TASK DETAILS: Check each line of the material below, and copy it if it holds the string "Wahlbeteiligung".

Rows from a figure dataset:
— begin —

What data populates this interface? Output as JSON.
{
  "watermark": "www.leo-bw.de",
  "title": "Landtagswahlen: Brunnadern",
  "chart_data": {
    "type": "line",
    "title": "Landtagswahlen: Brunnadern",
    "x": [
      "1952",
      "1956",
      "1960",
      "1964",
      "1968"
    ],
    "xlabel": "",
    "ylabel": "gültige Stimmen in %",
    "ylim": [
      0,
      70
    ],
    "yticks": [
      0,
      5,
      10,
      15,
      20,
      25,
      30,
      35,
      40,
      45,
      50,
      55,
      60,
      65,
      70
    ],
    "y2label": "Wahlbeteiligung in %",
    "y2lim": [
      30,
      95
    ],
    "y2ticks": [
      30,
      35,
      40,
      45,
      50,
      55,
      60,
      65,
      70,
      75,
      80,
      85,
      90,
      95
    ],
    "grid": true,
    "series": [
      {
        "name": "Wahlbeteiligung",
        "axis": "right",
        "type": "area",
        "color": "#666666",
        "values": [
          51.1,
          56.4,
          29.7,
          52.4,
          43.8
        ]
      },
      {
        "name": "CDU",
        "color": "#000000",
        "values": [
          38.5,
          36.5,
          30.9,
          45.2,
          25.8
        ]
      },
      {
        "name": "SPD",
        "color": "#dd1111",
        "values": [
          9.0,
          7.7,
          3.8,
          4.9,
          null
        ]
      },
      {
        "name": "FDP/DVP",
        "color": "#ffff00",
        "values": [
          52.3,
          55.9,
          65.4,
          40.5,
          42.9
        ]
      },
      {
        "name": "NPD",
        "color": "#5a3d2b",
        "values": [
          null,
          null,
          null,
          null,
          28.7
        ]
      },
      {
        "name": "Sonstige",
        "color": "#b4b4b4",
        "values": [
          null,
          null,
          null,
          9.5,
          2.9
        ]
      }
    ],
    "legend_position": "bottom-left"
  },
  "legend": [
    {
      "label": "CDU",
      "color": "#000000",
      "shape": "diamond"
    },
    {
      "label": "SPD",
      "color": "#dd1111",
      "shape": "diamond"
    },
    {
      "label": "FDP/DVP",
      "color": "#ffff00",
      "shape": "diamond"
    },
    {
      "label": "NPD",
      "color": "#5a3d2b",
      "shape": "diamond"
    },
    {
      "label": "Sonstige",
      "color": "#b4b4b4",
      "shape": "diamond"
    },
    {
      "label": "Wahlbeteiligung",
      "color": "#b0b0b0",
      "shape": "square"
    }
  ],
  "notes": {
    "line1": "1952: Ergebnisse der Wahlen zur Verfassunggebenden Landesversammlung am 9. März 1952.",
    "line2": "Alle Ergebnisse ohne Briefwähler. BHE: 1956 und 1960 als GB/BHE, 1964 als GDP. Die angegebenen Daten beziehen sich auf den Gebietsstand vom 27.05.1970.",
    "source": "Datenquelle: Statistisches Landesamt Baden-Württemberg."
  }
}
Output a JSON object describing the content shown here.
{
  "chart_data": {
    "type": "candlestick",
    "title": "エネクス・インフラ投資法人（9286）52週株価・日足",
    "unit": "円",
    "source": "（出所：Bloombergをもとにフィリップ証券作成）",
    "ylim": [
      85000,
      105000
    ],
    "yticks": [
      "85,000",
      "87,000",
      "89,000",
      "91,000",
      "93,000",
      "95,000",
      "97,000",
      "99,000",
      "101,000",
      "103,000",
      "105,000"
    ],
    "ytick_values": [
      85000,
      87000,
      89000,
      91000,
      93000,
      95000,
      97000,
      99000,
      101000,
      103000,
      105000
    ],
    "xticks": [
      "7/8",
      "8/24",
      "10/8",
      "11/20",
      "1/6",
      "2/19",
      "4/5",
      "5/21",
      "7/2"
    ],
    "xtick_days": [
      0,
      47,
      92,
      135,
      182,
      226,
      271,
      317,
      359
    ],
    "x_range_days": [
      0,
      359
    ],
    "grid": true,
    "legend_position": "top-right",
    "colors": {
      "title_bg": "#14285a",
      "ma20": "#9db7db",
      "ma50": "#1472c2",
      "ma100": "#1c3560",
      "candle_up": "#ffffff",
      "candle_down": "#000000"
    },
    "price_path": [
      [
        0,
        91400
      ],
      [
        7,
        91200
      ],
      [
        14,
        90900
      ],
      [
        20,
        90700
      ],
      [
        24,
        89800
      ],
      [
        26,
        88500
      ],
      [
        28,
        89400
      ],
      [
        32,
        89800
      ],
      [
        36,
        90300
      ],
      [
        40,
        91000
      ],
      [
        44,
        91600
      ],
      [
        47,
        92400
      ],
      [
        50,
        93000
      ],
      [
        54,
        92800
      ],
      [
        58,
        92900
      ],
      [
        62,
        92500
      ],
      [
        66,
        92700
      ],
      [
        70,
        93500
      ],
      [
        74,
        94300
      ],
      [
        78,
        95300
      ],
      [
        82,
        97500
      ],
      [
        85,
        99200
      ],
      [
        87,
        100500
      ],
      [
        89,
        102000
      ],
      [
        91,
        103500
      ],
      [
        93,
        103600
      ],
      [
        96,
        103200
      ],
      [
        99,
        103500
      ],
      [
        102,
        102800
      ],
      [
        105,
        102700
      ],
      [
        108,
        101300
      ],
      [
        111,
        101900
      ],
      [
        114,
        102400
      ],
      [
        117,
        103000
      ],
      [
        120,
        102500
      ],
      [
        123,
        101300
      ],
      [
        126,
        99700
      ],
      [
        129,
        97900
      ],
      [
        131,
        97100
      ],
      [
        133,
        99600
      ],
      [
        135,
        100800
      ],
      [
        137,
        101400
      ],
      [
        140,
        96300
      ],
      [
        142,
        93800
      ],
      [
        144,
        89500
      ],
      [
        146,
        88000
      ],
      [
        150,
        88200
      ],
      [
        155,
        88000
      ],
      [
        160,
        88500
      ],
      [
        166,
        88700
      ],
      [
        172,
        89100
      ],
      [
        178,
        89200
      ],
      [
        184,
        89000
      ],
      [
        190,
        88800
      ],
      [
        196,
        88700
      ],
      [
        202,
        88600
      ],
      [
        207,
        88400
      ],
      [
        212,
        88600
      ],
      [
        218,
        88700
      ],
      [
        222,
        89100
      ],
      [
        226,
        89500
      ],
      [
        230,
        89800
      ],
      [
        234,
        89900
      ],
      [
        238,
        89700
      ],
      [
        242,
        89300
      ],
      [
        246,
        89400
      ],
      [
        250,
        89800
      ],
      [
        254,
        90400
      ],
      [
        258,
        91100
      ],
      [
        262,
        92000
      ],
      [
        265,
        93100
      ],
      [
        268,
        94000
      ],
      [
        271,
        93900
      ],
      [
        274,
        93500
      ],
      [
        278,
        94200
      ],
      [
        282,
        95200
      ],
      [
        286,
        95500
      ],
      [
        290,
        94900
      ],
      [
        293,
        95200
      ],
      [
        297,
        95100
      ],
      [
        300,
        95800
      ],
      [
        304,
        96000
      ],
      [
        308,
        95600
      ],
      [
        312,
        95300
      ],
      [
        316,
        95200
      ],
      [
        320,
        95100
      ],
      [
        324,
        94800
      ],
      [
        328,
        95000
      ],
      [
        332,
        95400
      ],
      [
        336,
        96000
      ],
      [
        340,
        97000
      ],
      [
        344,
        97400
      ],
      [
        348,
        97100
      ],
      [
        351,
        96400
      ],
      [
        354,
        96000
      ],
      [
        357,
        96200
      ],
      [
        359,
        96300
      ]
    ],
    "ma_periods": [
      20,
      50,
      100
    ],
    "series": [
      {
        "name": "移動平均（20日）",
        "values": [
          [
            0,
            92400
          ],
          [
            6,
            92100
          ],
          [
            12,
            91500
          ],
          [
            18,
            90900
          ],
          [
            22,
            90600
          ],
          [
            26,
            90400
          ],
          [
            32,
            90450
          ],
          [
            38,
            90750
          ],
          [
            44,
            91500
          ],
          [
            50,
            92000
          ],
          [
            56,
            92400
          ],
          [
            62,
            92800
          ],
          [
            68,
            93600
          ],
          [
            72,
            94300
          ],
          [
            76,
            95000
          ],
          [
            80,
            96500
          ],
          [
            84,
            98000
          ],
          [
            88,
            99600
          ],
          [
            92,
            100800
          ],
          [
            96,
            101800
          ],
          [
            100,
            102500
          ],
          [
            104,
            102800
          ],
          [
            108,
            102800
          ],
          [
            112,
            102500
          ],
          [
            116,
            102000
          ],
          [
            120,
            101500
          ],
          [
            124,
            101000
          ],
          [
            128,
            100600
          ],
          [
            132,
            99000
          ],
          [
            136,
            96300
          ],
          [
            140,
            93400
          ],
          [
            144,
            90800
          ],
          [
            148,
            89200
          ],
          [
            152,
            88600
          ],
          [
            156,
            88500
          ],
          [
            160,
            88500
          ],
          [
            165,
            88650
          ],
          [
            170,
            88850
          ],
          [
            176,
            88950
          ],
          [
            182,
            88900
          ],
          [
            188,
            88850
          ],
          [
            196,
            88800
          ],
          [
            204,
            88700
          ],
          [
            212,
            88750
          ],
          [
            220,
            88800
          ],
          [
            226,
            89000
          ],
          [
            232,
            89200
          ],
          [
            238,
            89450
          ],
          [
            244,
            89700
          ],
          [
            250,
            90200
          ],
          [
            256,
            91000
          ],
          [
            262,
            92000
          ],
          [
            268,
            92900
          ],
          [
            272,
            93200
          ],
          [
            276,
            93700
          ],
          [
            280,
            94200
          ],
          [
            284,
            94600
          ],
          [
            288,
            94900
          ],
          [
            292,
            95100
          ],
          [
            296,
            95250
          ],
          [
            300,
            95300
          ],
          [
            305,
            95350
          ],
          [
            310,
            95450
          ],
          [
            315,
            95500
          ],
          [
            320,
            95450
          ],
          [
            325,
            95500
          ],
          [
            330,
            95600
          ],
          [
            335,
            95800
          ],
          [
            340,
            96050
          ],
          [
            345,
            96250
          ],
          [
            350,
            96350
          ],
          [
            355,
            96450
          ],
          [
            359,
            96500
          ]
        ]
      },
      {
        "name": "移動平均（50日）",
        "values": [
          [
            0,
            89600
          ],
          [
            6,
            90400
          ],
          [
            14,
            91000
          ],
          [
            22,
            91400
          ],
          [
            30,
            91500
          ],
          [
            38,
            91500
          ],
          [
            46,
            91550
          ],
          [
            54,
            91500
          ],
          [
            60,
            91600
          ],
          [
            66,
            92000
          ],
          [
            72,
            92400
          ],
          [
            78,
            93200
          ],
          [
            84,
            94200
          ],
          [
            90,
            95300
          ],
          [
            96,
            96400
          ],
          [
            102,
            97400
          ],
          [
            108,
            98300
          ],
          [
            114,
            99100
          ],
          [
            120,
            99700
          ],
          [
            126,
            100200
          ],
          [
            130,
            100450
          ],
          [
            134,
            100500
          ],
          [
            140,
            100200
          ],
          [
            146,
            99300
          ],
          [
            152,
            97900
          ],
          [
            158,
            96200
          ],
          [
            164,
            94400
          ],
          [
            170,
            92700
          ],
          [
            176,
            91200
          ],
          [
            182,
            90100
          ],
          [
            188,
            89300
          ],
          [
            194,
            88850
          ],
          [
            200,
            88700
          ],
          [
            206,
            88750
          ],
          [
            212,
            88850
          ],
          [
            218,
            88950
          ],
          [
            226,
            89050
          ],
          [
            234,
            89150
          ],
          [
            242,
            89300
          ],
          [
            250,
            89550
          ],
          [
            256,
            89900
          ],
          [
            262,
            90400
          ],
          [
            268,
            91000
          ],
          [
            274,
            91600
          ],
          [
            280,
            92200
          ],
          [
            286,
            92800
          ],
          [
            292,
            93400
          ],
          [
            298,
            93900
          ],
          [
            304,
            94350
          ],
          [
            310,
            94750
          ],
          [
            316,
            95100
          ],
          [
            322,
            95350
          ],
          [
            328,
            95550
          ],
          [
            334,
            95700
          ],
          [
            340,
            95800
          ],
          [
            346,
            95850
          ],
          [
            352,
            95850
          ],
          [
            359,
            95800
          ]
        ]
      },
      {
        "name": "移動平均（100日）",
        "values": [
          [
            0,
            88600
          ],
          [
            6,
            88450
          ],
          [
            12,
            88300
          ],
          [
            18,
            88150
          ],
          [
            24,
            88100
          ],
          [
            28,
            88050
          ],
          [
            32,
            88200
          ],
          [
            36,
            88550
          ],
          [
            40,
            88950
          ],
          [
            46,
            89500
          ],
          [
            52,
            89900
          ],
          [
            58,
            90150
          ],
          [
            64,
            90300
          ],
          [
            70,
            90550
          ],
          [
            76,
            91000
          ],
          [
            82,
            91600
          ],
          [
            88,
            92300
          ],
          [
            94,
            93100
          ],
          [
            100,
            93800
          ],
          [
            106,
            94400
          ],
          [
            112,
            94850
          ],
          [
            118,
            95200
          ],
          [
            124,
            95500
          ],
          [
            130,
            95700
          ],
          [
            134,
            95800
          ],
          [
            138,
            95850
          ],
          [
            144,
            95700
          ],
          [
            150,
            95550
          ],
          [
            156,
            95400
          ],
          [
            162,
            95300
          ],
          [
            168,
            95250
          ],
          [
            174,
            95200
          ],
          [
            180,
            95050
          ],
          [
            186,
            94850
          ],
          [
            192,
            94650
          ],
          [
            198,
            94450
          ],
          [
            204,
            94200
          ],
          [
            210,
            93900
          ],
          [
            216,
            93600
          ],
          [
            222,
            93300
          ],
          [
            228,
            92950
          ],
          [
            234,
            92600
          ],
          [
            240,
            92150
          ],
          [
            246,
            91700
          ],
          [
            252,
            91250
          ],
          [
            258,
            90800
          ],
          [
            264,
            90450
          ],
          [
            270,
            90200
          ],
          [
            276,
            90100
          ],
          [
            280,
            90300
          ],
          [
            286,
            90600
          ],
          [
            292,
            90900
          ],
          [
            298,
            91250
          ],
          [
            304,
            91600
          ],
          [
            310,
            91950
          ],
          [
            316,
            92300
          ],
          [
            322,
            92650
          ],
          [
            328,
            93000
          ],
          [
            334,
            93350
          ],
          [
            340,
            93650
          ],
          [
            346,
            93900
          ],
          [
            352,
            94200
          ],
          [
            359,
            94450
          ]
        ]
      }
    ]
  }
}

— end —

FULL SOLUTION:
    "y2label": "Wahlbeteiligung in %",
        "name": "Wahlbeteiligung",
      "label": "Wahlbeteiligung",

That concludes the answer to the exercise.